Data items:

....................

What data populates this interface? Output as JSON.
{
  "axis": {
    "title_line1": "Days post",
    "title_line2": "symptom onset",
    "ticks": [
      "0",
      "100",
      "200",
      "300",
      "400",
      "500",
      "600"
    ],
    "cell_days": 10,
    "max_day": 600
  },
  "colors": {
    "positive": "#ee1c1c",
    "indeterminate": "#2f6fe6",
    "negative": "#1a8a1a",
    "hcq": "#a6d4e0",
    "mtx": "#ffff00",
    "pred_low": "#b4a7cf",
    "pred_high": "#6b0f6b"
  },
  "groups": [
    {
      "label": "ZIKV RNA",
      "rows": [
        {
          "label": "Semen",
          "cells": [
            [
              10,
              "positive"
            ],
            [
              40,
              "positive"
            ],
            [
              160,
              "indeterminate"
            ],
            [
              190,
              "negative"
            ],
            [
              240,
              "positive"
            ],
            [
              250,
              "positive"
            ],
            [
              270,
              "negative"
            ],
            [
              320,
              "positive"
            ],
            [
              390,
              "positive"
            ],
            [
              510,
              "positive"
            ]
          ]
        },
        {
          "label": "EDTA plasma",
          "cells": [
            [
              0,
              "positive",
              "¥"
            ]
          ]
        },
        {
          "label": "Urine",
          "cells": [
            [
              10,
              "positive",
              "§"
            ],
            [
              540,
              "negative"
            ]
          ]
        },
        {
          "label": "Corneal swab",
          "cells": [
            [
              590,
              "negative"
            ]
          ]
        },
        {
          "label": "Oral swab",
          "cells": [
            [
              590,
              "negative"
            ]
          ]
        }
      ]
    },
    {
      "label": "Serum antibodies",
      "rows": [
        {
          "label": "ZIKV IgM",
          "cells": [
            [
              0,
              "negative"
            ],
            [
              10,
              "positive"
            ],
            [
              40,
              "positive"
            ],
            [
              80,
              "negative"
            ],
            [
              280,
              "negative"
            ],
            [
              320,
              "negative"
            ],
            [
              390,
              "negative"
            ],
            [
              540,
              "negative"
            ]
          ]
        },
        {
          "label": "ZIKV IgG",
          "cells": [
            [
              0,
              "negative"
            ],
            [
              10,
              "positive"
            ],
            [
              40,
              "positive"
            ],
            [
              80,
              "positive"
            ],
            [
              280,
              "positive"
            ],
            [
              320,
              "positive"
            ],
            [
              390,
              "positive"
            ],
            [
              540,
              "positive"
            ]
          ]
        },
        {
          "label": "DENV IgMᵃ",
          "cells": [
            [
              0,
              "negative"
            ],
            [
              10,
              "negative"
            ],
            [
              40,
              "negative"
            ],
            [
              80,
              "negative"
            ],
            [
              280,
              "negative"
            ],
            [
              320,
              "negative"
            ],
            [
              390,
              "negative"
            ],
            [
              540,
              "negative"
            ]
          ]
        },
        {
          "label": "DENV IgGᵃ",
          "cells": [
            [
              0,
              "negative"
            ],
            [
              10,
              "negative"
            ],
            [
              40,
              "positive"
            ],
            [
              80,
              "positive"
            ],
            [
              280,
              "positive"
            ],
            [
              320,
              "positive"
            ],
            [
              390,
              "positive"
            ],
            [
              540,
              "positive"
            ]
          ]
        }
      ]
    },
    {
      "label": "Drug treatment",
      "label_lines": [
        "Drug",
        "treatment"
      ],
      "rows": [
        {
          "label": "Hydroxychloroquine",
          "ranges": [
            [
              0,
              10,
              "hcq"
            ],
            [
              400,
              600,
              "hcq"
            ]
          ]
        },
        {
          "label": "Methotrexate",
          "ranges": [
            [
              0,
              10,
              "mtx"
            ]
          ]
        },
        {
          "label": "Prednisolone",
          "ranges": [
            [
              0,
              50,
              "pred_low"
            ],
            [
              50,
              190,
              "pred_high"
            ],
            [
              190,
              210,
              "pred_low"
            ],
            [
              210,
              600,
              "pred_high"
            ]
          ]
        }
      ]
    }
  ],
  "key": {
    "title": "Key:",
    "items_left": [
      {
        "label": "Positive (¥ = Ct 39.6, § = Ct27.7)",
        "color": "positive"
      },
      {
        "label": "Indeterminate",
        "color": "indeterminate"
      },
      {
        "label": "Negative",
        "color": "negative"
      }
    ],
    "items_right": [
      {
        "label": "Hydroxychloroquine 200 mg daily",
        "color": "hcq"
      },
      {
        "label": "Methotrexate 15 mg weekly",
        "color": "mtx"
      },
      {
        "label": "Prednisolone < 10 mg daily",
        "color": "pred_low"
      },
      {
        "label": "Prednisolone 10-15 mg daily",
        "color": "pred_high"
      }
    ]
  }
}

....................

For this task, please set down every entry exactly, with no line left out.

▸ TASK RESPONSE:
What data populates this interface? Output as JSON.
{
  "axis": {
    "title_line1": "Days post",
    "title_line2": "symptom onset",
    "ticks": [
      "0",
      "100",
      "200",
      "300",
      "400",
      "500",
      "600"
    ],
    "cell_days": 10,
    "max_day": 600
  },
  "colors": {
    "positive": "#ee1c1c",
    "indeterminate": "#2f6fe6",
    "negative": "#1a8a1a",
    "hcq": "#a6d4e0",
    "mtx": "#ffff00",
    "pred_low": "#b4a7cf",
    "pred_high": "#6b0f6b"
  },
  "groups": [
    {
      "label": "ZIKV RNA",
      "rows": [
        {
          "label": "Semen",
          "cells": [
            [
              10,
              "positive"
            ],
            [
              40,
              "positive"
            ],
            [
              160,
              "indeterminate"
            ],
            [
              190,
              "negative"
            ],
            [
              240,
              "positive"
            ],
            [
              250,
              "positive"
            ],
            [
              270,
              "negative"
            ],
            [
              320,
              "positive"
            ],
            [
              390,
              "positive"
            ],
            [
              510,
              "positive"
            ]
          ]
        },
        {
          "label": "EDTA plasma",
          "cells": [
            [
              0,
              "positive",
              "¥"
            ]
          ]
        },
        {
          "label": "Urine",
          "cells": [
            [
              10,
              "positive",
              "§"
            ],
            [
              540,
              "negative"
            ]
          ]
        },
        {
          "label": "Corneal swab",
          "cells": [
            [
              590,
              "negative"
            ]
          ]
        },
        {
          "label": "Oral swab",
          "cells": [
            [
              590,
              "negative"
            ]
          ]
        }
      ]
    },
    {
      "label": "Serum antibodies",
      "rows": [
        {
          "label": "ZIKV IgM",
          "cells": [
            [
              0,
              "negative"
            ],
            [
              10,
              "positive"
            ],
            [
              40,
              "positive"
            ],
            [
              80,
              "negative"
            ],
            [
              280,
              "negative"
            ],
            [
              320,
              "negative"
            ],
            [
              390,
              "negative"
            ],
            [
              540,
              "negative"
            ]
          ]
        },
        {
          "label": "ZIKV IgG",
          "cells": [
            [
              0,
              "negative"
            ],
            [
              10,
              "positive"
            ],
            [
              40,
              "positive"
            ],
            [
              80,
              "positive"
            ],
            [
              280,
              "positive"
            ],
            [
              320,
              "positive"
            ],
            [
              390,
              "positive"
            ],
            [
              540,
              "positive"
            ]
          ]
        },
        {
          "label": "DENV IgMᵃ",
          "cells": [
            [
              0,
              "negative"
            ],
            [
              10,
              "negative"
            ],
            [
              40,
              "negative"
            ],
            [
              80,
              "negative"
            ],
            [
              280,
              "negative"
            ],
            [
              320,
              "negative"
            ],
            [
              390,
              "negative"
            ],
            [
              540,
              "negative"
            ]
          ]
        },
        {
          "label": "DENV IgGᵃ",
          "cells": [
            [
              0,
              "negative"
            ],
            [
              10,
              "negative"
            ],
            [
              40,
              "positive"
            ],
            [
              80,
              "positive"
            ],
            [
              280,
              "positive"
            ],
            [
              320,
              "positive"
            ],
            [
              390,
              "positive"
            ],
            [
              540,
              "positive"
            ]
          ]
        }
      ]
    },
    {
      "label": "Drug treatment",
      "label_lines": [
        "Drug",
        "treatment"
      ],
      "rows": [
        {
          "label": "Hydroxychloroquine",
          "ranges": [
            [
              0,
              10,
              "hcq"
            ],
            [
              400,
              600,
              "hcq"
            ]
          ]
        },
        {
          "label": "Methotrexate",
          "ranges": [
            [
              0,
              10,
              "mtx"
            ]
          ]
        },
        {
          "label": "Prednisolone",
          "ranges": [
            [
              0,
              50,
              "pred_low"
            ],
            [
              50,
              190,
              "pred_high"
            ],
            [
              190,
              210,
              "pred_low"
            ],
            [
              210,
              600,
              "pred_high"
            ]
          ]
        }
      ]
    }
  ],
  "key": {
    "title": "Key:",
    "items_left": [
      {
        "label": "Positive (¥ = Ct 39.6, § = Ct27.7)",
        "color": "positive"
      },
      {
        "label": "Indeterminate",
        "color": "indeterminate"
      },
      {
        "label": "Negative",
        "color": "negative"
      }
    ],
    "items_right": [
      {
        "label": "Hydroxychloroquine 200 mg daily",
        "color": "hcq"
      },
      {
        "label": "Methotrexate 15 mg weekly",
        "color": "mtx"
      },
      {
        "label": "Prednisolone < 10 mg daily",
        "color": "pred_low"
      },
      {
        "label": "Prednisolone 10-15 mg daily",
        "color": "pred_high"
      }
    ]
  }
}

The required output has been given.